▸ **WHAT YOU NEED TO DO**
Find the lines that include the string "Mississippi" and report how many there are. Give no other text.

Figure content listings
################

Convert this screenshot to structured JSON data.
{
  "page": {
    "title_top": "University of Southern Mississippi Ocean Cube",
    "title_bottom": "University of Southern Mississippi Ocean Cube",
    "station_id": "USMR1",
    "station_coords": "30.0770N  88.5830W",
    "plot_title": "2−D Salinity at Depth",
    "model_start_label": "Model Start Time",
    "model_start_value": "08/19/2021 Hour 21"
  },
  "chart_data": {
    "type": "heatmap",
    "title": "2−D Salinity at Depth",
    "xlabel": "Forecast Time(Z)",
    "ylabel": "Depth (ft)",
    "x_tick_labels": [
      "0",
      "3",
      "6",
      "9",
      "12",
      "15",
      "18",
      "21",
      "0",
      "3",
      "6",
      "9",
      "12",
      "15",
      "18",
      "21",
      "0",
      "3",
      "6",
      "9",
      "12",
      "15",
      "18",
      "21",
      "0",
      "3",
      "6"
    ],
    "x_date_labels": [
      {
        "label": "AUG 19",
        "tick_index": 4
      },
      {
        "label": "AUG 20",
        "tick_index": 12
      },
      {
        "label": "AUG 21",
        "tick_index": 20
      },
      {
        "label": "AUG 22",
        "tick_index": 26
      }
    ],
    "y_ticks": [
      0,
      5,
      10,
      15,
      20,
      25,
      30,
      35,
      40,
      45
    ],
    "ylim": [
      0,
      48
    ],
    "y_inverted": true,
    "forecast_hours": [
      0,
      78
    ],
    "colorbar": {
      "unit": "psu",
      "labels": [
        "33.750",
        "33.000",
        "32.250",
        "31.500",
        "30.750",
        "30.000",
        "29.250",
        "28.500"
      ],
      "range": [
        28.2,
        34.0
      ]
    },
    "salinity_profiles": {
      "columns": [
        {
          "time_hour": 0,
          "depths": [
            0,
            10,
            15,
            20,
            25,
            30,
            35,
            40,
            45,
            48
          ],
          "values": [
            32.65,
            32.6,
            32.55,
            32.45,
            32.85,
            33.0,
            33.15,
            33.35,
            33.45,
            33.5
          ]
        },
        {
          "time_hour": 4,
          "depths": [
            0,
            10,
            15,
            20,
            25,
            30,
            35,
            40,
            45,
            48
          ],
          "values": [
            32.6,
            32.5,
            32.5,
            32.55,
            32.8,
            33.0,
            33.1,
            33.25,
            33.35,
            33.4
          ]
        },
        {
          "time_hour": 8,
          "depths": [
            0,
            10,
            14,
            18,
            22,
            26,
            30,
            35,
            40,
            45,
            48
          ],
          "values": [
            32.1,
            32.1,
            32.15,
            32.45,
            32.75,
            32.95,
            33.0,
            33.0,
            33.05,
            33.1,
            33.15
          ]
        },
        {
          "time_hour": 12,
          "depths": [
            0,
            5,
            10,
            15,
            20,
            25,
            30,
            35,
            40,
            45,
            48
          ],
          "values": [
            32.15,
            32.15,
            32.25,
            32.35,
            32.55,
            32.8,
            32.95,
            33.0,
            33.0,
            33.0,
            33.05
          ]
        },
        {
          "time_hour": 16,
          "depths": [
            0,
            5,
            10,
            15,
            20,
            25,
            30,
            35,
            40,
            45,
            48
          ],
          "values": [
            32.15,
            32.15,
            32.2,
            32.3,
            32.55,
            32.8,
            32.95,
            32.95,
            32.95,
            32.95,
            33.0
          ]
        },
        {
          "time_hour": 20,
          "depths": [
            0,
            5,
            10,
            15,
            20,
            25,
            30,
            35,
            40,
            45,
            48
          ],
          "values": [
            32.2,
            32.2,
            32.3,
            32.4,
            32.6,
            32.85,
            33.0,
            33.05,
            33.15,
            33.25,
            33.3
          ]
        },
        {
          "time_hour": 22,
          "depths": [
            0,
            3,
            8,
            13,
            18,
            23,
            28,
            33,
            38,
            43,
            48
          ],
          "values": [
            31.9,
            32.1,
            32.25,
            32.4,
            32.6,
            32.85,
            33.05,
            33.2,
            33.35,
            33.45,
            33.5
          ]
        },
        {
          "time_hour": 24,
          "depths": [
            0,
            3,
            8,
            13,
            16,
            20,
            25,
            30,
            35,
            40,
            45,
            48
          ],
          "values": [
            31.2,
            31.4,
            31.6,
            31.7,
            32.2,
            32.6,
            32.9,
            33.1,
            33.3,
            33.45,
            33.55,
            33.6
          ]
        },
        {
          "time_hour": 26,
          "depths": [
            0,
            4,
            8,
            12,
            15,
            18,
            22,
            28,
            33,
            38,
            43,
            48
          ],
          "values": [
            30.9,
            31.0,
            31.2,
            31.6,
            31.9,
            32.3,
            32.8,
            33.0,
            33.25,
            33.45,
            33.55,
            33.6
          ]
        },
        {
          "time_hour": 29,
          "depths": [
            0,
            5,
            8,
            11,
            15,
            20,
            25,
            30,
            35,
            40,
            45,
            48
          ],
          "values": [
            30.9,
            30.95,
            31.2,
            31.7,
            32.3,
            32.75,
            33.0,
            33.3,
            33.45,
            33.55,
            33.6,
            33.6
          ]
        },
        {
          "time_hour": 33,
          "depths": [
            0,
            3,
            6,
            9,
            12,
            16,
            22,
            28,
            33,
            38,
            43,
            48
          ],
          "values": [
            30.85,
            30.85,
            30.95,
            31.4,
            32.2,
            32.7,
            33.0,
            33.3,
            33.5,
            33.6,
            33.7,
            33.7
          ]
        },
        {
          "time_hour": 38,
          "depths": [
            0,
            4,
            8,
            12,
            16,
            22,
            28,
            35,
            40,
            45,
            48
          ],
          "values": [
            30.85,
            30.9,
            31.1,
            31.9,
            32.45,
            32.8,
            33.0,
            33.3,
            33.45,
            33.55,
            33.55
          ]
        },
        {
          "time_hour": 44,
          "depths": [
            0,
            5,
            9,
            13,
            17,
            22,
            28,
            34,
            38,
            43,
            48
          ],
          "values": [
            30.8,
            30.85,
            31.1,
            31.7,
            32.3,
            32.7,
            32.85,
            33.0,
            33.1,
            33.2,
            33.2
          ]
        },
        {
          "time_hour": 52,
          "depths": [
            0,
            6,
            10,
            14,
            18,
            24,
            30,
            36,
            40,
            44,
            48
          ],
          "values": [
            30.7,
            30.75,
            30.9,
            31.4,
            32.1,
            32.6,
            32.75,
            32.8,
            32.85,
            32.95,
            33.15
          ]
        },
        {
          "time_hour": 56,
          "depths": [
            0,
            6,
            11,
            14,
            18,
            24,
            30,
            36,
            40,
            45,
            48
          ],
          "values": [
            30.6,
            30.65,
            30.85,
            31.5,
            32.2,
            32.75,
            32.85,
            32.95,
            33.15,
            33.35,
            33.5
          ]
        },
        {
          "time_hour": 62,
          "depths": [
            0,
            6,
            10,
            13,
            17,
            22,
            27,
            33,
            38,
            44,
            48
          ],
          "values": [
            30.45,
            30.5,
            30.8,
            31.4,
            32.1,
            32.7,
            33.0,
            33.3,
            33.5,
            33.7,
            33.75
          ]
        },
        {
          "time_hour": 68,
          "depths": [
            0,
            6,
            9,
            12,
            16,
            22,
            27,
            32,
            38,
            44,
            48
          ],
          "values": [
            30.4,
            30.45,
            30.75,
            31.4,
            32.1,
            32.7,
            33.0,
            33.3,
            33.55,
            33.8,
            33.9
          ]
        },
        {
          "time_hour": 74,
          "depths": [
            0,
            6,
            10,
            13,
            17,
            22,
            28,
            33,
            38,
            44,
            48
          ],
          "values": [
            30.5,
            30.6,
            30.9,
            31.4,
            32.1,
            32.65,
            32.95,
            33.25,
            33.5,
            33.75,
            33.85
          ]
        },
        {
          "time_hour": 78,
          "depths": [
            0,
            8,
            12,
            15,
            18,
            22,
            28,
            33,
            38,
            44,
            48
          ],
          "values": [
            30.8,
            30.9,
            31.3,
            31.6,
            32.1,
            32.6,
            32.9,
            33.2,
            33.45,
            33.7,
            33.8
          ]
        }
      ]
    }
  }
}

################

▸ **CORRECT RESULT**
2